■ SET TASK
Print the full listing exactly.

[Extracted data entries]
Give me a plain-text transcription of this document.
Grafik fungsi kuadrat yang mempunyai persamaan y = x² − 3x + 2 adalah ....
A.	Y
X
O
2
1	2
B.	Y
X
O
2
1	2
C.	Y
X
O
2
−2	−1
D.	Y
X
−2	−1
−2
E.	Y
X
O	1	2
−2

■ SOLUTION FOR THIS EXERCISE
Give me a plain-text transcription of this document.
Grafik fungsi kuadrat yang mempunyai persamaan y = x² − 3x + 2 adalah ....
A.	Y
X
O
2
1	2
B.	Y
X
O
2
1	2
C.	Y
X
O
2
−2	−1
D.	Y
X
−2	−1
−2
E.	Y
X
O	1	2
−2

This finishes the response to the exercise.